Reading text
————

Elizabeth Bonker hasn’t spoken since the age of 15 months because of autism, but she managed to deliver an inspiring commencement speech for the graduating class of Rollins College.
Elizabeth, 24, is one the four valedictorians who achieved a perfect 4.0 GPA. Charles Mellin, Sofia Frasz Jessika Linnemeyer and Emily Curran unanimously selected her to deliver the speech.
To communicate with the 529 students who had just graduated and their families, she used a text-to speech computer program.
“Today we celebrate our shared achievements,” she began. “I know something about shared achievements because I am affected by a form of autism that doesn’t allow me to speak.”
She also shared with us that her neuromotor problems prevent her from being able to tie her shoes or button a shirt without assistance.
Elizabeth, who graduated from college with a degree on social innovation, wrote her speech using one finger, while a partner in communication held the keyboard.
“I am one of the lucky few nonspeaking autistics who have been taught to type. That one critical intervention unlocked my mind from its silent cage, enabling me to communicate and to be educated like my hero Helen Keller,” she said.
Aside from Helen Keller, Elizabeth was also inspired by the college’s most famous alumni, Fred Rogers, known to many as Mister Rogers.
“During my freshman year, I remember hearing a story about our favorite alumnus, Mr. Rogers,” she said. “When he died, a handwritten note was found in his wallet. It said, ‘Life is about service.’ You have probably seen it on the plaque by Strong Hall. Life is for service. So simple, yet so profound.”
Being diagnosed with non-speaking autism has its own set of challenges.
“Personally, I have struggled my whole life with not being heard or accepted. A story on the front page of our local newspaper reported how the principal at my high school told a staff member, ‘The r*tard can’t be valedictorian,’” Elizabeth shared. “Yet today, here I stand. Each day I choose to celebrate small victories, and today I celebrate a big victory with you.”
Elizabeth’s dream is to give everyone the chance to communicate. She said 31 million nonspeakers with autism worldwide are “locked in a silent cage.” She vowed to dedicate her life to giving them voices to choose their own path.
Elizabeth’s mom, Virginia Breen, said she “burst into tears” upon hearing her daughter’s speech.
“It was such a long journey for us; you know, there were times which felt a bit hopeless,” she told WESH Channel 2. “Parents with children with autism, I hope that what they may take away from Elizabeth’s story is that their children are capable and that we need to keep investing in them, advocating for them, believing in them.”
Elizabeth said that she isn’t special because all nonspeaking students with autism can be taught to type. Her mission is change the way that autism is perceived in the world.
“Just because someone cannot speak doesn’t mean they can’t feel and think,” she said.
At the end of her commencement speech, Elizabeth asked her classmates to rip off a piece of paper from their commencement programs and write the words “life is for service,” and keep the message in a safe place.
“God gave you a voice. Use it. And no, the irony of a nonspeaking autistic encouraging you to use your voice is not lost on me,” she said. “Because if you can see the worth in me, then you can see the worth in everyone you meet.”
After Elizabeth’s almost six-minute speech, Elizabeth received a standing ovation from the audience.
Elizabeth plans to expand Communication 4 All after graduation. This nonprofit aims at making communication accessible to the approximately 40% of people with autism who are either non-speaking or minimally vocal.
Elizabeth didn’t utter a word during her address, but she undoubtedly inspired many with her light.

————

Dataset entries
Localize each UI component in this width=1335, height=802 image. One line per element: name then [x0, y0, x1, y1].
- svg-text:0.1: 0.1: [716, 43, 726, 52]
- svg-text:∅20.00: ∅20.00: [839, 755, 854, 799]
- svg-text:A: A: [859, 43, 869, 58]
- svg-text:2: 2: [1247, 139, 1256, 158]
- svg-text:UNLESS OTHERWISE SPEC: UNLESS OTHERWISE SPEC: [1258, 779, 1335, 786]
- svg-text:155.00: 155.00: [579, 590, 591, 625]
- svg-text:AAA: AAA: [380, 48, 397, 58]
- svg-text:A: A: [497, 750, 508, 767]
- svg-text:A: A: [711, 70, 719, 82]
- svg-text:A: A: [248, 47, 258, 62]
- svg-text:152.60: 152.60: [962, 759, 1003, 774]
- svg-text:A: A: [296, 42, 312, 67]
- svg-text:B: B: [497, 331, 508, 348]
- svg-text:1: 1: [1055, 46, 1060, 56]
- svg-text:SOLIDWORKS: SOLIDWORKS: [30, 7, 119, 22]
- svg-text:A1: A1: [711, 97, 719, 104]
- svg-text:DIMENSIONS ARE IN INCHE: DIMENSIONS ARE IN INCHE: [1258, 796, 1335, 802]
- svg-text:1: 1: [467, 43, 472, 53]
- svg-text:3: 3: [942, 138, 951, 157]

————

What is needed
In the article about Elizabeth Bonker's commencement speech, what did she use to communicate with the graduates and their families? The dataset entries are not relevant to this exercise.

Problem solution
A text-to-speech computer program.